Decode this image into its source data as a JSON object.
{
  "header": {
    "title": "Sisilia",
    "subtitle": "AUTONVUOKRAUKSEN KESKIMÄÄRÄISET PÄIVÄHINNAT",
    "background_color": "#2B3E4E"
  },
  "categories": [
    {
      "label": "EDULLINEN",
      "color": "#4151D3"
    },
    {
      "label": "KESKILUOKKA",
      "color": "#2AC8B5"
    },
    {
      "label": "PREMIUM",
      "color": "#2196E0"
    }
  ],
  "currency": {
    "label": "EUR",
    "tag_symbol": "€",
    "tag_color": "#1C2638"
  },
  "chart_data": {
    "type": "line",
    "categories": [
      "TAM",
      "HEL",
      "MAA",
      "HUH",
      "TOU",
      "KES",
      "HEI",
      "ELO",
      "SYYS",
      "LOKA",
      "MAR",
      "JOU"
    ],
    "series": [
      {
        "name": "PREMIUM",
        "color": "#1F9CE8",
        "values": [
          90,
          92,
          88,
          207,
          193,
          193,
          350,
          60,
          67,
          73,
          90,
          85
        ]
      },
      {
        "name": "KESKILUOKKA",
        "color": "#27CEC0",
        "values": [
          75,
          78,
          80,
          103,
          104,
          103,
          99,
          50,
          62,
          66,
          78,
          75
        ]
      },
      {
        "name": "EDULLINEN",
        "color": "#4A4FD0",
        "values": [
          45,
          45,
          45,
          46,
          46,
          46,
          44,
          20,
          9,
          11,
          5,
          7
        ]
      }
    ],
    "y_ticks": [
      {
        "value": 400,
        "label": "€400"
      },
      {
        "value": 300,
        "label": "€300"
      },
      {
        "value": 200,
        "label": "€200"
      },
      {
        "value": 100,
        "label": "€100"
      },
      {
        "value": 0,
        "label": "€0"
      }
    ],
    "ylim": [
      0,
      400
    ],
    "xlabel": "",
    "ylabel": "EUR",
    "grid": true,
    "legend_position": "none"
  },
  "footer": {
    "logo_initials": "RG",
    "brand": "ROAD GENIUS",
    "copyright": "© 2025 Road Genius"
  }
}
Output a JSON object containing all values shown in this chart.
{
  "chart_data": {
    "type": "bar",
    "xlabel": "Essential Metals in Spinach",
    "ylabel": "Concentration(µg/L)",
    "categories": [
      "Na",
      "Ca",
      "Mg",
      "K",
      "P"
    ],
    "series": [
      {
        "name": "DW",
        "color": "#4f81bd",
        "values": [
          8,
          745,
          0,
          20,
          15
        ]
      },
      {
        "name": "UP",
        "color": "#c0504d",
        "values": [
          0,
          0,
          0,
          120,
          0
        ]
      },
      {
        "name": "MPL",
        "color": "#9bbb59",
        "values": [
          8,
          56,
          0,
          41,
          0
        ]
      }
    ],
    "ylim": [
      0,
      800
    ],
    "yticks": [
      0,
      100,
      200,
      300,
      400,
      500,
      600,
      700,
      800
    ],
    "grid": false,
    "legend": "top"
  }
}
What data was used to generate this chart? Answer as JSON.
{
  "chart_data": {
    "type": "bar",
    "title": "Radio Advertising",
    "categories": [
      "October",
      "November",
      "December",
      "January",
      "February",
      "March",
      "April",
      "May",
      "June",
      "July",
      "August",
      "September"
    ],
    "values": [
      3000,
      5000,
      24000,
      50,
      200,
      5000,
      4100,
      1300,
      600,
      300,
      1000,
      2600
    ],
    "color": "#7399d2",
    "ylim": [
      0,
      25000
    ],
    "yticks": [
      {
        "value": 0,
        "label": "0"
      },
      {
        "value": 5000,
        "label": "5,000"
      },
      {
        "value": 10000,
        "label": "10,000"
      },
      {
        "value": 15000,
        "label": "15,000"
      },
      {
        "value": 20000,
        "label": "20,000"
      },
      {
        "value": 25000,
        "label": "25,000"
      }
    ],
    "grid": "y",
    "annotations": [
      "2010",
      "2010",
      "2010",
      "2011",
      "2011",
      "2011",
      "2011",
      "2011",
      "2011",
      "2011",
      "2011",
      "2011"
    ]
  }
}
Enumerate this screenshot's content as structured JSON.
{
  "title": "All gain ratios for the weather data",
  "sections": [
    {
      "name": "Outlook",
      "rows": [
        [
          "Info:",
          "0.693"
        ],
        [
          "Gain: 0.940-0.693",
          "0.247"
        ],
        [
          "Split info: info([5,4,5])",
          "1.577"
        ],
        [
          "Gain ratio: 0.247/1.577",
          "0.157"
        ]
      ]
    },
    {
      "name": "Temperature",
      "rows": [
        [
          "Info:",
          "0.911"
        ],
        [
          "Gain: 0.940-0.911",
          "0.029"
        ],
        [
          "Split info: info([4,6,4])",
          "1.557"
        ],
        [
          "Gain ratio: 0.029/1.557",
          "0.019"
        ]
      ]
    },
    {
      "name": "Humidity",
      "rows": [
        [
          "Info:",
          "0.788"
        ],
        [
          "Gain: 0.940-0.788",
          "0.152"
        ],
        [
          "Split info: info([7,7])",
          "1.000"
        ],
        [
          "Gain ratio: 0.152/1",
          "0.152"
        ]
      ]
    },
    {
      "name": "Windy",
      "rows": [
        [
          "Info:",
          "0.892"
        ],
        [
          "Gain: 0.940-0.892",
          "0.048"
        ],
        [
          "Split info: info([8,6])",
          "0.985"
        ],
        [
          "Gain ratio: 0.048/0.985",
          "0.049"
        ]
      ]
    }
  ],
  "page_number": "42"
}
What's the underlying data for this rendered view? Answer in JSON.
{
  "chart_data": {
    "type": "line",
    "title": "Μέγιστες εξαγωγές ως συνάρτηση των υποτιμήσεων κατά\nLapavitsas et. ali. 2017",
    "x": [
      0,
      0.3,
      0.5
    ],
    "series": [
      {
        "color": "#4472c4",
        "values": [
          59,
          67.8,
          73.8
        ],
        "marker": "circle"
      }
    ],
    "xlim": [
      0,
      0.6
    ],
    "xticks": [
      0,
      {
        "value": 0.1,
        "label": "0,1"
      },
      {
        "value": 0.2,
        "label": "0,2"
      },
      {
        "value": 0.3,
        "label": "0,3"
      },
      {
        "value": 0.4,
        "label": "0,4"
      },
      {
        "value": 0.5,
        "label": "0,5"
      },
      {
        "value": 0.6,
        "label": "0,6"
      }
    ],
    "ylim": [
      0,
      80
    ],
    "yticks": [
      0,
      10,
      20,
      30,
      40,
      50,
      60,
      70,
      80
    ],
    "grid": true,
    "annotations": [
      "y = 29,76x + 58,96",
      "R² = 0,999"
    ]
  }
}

☆ ☆ ☆ ☆ ☆

§ INSTRUCTIONS FOR THE TASK:
Your task is to repeat the data exactly, with nothing left out.

§ WORKED SOLUTION:
Decode this image into its source data as a JSON object.
{
  "header": {
    "title": "Sisilia",
    "subtitle": "AUTONVUOKRAUKSEN KESKIMÄÄRÄISET PÄIVÄHINNAT",
    "background_color": "#2B3E4E"
  },
  "categories": [
    {
      "label": "EDULLINEN",
      "color": "#4151D3"
    },
    {
      "label": "KESKILUOKKA",
      "color": "#2AC8B5"
    },
    {
      "label": "PREMIUM",
      "color": "#2196E0"
    }
  ],
  "currency": {
    "label": "EUR",
    "tag_symbol": "€",
    "tag_color": "#1C2638"
  },
  "chart_data": {
    "type": "line",
    "categories": [
      "TAM",
      "HEL",
      "MAA",
      "HUH",
      "TOU",
      "KES",
      "HEI",
      "ELO",
      "SYYS",
      "LOKA",
      "MAR",
      "JOU"
    ],
    "series": [
      {
        "name": "PREMIUM",
        "color": "#1F9CE8",
        "values": [
          90,
          92,
          88,
          207,
          193,
          193,
          350,
          60,
          67,
          73,
          90,
          85
        ]
      },
      {
        "name": "KESKILUOKKA",
        "color": "#27CEC0",
        "values": [
          75,
          78,
          80,
          103,
          104,
          103,
          99,
          50,
          62,
          66,
          78,
          75
        ]
      },
      {
        "name": "EDULLINEN",
        "color": "#4A4FD0",
        "values": [
          45,
          45,
          45,
          46,
          46,
          46,
          44,
          20,
          9,
          11,
          5,
          7
        ]
      }
    ],
    "y_ticks": [
      {
        "value": 400,
        "label": "€400"
      },
      {
        "value": 300,
        "label": "€300"
      },
      {
        "value": 200,
        "label": "€200"
      },
      {
        "value": 100,
        "label": "€100"
      },
      {
        "value": 0,
        "label": "€0"
      }
    ],
    "ylim": [
      0,
      400
    ],
    "xlabel": "",
    "ylabel": "EUR",
    "grid": true,
    "legend_position": "none"
  },
  "footer": {
    "logo_initials": "RG",
    "brand": "ROAD GENIUS",
    "copyright": "© 2025 Road Genius"
  }
}
Output a JSON object containing all values shown in this chart.
{
  "chart_data": {
    "type": "bar",
    "xlabel": "Essential Metals in Spinach",
    "ylabel": "Concentration(µg/L)",
    "categories": [
      "Na",
      "Ca",
      "Mg",
      "K",
      "P"
    ],
    "series": [
      {
        "name": "DW",
        "color": "#4f81bd",
        "values": [
          8,
          745,
          0,
          20,
          15
        ]
      },
      {
        "name": "UP",
        "color": "#c0504d",
        "values": [
          0,
          0,
          0,
          120,
          0
        ]
      },
      {
        "name": "MPL",
        "color": "#9bbb59",
        "values": [
          8,
          56,
          0,
          41,
          0
        ]
      }
    ],
    "ylim": [
      0,
      800
    ],
    "yticks": [
      0,
      100,
      200,
      300,
      400,
      500,
      600,
      700,
      800
    ],
    "grid": false,
    "legend": "top"
  }
}
What data was used to generate this chart? Answer as JSON.
{
  "chart_data": {
    "type": "bar",
    "title": "Radio Advertising",
    "categories": [
      "October",
      "November",
      "December",
      "January",
      "February",
      "March",
      "April",
      "May",
      "June",
      "July",
      "August",
      "September"
    ],
    "values": [
      3000,
      5000,
      24000,
      50,
      200,
      5000,
      4100,
      1300,
      600,
      300,
      1000,
      2600
    ],
    "color": "#7399d2",
    "ylim": [
      0,
      25000
    ],
    "yticks": [
      {
        "value": 0,
        "label": "0"
      },
      {
        "value": 5000,
        "label": "5,000"
      },
      {
        "value": 10000,
        "label": "10,000"
      },
      {
        "value": 15000,
        "label": "15,000"
      },
      {
        "value": 20000,
        "label": "20,000"
      },
      {
        "value": 25000,
        "label": "25,000"
      }
    ],
    "grid": "y",
    "annotations": [
      "2010",
      "2010",
      "2010",
      "2011",
      "2011",
      "2011",
      "2011",
      "2011",
      "2011",
      "2011",
      "2011",
      "2011"
    ]
  }
}
Enumerate this screenshot's content as structured JSON.
{
  "title": "All gain ratios for the weather data",
  "sections": [
    {
      "name": "Outlook",
      "rows": [
        [
          "Info:",
          "0.693"
        ],
        [
          "Gain: 0.940-0.693",
          "0.247"
        ],
        [
          "Split info: info([5,4,5])",
          "1.577"
        ],
        [
          "Gain ratio: 0.247/1.577",
          "0.157"
        ]
      ]
    },
    {
      "name": "Temperature",
      "rows": [
        [
          "Info:",
          "0.911"
        ],
        [
          "Gain: 0.940-0.911",
          "0.029"
        ],
        [
          "Split info: info([4,6,4])",
          "1.557"
        ],
        [
          "Gain ratio: 0.029/1.557",
          "0.019"
        ]
      ]
    },
    {
      "name": "Humidity",
      "rows": [
        [
          "Info:",
          "0.788"
        ],
        [
          "Gain: 0.940-0.788",
          "0.152"
        ],
        [
          "Split info: info([7,7])",
          "1.000"
        ],
        [
          "Gain ratio: 0.152/1",
          "0.152"
        ]
      ]
    },
    {
      "name": "Windy",
      "rows": [
        [
          "Info:",
          "0.892"
        ],
        [
          "Gain: 0.940-0.892",
          "0.048"
        ],
        [
          "Split info: info([8,6])",
          "0.985"
        ],
        [
          "Gain ratio: 0.048/0.985",
          "0.049"
        ]
      ]
    }
  ],
  "page_number": "42"
}
What's the underlying data for this rendered view? Answer in JSON.
{
  "chart_data": {
    "type": "line",
    "title": "Μέγιστες εξαγωγές ως συνάρτηση των υποτιμήσεων κατά\nLapavitsas et. ali. 2017",
    "x": [
      0,
      0.3,
      0.5
    ],
    "series": [
      {
        "color": "#4472c4",
        "values": [
          59,
          67.8,
          73.8
        ],
        "marker": "circle"
      }
    ],
    "xlim": [
      0,
      0.6
    ],
    "xticks": [
      0,
      {
        "value": 0.1,
        "label": "0,1"
      },
      {
        "value": 0.2,
        "label": "0,2"
      },
      {
        "value": 0.3,
        "label": "0,3"
      },
      {
        "value": 0.4,
        "label": "0,4"
      },
      {
        "value": 0.5,
        "label": "0,5"
      },
      {
        "value": 0.6,
        "label": "0,6"
      }
    ],
    "ylim": [
      0,
      80
    ],
    "yticks": [
      0,
      10,
      20,
      30,
      40,
      50,
      60,
      70,
      80
    ],
    "grid": true,
    "annotations": [
      "y = 29,76x + 58,96",
      "R² = 0,999"
    ]
  }
}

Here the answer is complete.